## What you need to do
Copy out, unchanged, every line from the beginning of the entries down to and including the line that contains "bar-03: [405, 217, 453, 446]".

## Data records
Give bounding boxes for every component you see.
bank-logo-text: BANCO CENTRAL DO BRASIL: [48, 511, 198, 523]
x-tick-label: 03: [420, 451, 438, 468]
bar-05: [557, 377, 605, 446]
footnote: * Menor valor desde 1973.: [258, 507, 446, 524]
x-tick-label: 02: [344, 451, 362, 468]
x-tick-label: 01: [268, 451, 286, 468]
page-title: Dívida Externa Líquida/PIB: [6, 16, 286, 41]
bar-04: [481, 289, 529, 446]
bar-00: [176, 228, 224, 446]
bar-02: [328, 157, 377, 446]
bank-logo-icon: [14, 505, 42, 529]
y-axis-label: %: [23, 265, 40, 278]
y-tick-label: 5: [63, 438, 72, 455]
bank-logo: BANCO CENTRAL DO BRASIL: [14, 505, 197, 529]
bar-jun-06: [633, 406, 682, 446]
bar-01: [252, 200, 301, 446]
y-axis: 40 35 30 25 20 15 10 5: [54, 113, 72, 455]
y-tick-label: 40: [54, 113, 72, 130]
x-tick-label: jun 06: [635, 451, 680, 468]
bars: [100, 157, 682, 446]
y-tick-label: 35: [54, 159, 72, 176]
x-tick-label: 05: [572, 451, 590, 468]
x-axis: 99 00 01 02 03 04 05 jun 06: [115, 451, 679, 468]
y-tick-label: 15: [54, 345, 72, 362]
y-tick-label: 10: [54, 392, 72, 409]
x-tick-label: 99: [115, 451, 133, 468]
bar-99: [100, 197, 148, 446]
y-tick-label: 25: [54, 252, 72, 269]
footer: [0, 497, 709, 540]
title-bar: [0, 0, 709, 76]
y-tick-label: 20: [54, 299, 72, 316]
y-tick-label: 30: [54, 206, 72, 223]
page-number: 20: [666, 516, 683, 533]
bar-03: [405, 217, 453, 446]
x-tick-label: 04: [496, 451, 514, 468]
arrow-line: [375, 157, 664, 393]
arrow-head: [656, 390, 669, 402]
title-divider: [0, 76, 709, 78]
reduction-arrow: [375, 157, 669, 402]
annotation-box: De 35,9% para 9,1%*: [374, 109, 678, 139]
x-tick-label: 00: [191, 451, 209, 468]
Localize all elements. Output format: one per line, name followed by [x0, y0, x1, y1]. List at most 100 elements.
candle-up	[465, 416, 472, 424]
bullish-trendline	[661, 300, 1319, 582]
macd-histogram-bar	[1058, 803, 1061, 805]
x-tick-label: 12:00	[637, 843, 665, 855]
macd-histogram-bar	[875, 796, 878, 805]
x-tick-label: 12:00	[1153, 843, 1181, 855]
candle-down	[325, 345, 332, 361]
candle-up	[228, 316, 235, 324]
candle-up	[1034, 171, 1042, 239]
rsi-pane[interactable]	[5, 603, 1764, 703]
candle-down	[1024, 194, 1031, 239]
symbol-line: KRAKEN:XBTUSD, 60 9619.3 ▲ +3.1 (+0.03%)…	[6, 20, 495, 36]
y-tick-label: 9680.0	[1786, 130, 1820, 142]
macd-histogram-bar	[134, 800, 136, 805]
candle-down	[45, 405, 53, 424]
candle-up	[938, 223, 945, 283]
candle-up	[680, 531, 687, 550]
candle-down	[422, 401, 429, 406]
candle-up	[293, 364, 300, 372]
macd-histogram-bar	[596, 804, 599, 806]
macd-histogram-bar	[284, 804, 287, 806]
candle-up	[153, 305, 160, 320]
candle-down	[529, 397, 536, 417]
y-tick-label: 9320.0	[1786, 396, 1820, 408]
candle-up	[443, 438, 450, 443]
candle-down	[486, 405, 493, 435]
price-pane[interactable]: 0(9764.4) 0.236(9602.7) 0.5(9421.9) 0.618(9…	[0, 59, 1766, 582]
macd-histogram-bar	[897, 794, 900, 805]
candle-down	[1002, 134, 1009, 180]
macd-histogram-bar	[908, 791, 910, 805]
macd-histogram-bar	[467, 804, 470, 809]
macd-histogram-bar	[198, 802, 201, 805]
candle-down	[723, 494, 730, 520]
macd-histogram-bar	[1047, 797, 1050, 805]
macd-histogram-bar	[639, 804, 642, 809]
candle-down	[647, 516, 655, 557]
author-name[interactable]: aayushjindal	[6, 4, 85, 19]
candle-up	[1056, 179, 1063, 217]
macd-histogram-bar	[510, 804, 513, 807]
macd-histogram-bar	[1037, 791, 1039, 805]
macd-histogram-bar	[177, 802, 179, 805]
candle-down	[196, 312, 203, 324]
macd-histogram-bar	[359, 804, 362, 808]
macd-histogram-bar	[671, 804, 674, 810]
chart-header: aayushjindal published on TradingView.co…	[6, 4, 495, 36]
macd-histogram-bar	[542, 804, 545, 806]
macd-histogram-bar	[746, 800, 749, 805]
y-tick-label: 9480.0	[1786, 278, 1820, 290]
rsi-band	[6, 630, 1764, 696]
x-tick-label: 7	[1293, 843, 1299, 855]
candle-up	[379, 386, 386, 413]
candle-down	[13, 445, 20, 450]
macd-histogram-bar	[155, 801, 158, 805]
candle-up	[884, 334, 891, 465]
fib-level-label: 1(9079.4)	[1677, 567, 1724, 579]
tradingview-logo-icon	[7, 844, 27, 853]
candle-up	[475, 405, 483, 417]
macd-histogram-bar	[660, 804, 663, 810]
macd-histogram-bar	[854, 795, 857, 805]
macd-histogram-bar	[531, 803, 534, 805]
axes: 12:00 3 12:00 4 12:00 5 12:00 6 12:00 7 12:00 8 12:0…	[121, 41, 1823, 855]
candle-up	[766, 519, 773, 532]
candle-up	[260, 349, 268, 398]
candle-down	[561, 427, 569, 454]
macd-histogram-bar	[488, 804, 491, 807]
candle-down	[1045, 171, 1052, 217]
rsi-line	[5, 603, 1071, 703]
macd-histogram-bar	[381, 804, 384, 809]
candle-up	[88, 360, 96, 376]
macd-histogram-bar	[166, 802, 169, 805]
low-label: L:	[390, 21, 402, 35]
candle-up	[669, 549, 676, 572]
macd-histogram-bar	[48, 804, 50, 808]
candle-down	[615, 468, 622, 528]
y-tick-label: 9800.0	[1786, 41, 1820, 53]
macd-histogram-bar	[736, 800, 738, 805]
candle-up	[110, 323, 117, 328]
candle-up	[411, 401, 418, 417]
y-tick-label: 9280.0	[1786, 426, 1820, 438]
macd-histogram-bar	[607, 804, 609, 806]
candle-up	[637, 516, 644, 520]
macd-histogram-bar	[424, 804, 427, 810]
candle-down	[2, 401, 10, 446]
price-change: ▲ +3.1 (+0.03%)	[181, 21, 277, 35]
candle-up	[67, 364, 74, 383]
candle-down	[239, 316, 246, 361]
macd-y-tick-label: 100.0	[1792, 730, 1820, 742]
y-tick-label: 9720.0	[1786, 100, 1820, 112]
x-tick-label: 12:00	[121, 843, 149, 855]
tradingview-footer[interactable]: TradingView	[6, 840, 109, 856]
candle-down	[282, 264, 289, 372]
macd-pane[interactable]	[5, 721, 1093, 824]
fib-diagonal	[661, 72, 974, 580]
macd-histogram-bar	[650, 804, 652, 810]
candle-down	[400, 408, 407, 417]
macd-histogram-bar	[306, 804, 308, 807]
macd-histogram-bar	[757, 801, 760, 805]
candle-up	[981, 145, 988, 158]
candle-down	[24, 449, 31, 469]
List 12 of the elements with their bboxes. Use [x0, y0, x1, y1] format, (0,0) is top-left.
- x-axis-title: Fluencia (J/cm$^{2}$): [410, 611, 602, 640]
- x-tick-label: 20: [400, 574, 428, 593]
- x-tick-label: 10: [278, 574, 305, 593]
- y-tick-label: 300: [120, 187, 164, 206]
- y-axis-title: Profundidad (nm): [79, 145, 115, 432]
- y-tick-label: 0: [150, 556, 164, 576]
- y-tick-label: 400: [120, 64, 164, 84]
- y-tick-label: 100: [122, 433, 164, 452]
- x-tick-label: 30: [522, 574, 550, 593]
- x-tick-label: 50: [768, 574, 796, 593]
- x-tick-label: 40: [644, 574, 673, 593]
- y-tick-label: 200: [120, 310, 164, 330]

## Exercise response
Give bounding boxes for every component you see.
bank-logo-text: BANCO CENTRAL DO BRASIL: [48, 511, 198, 523]
x-tick-label: 03: [420, 451, 438, 468]
bar-05: [557, 377, 605, 446]
footnote: * Menor valor desde 1973.: [258, 507, 446, 524]
x-tick-label: 02: [344, 451, 362, 468]
x-tick-label: 01: [268, 451, 286, 468]
page-title: Dívida Externa Líquida/PIB: [6, 16, 286, 41]
bar-04: [481, 289, 529, 446]
bar-00: [176, 228, 224, 446]
bar-02: [328, 157, 377, 446]
bank-logo-icon: [14, 505, 42, 529]
y-axis-label: %: [23, 265, 40, 278]
y-tick-label: 5: [63, 438, 72, 455]
bank-logo: BANCO CENTRAL DO BRASIL: [14, 505, 197, 529]
bar-jun-06: [633, 406, 682, 446]
bar-01: [252, 200, 301, 446]
y-axis: 40 35 30 25 20 15 10 5: [54, 113, 72, 455]
y-tick-label: 40: [54, 113, 72, 130]
x-tick-label: jun 06: [635, 451, 680, 468]
bars: [100, 157, 682, 446]
y-tick-label: 35: [54, 159, 72, 176]
x-tick-label: 05: [572, 451, 590, 468]
x-axis: 99 00 01 02 03 04 05 jun 06: [115, 451, 679, 468]
y-tick-label: 15: [54, 345, 72, 362]
y-tick-label: 10: [54, 392, 72, 409]
x-tick-label: 99: [115, 451, 133, 468]
bar-99: [100, 197, 148, 446]
y-tick-label: 25: [54, 252, 72, 269]
footer: [0, 497, 709, 540]
title-bar: [0, 0, 709, 76]
y-tick-label: 20: [54, 299, 72, 316]
y-tick-label: 30: [54, 206, 72, 223]
page-number: 20: [666, 516, 683, 533]
bar-03: [405, 217, 453, 446]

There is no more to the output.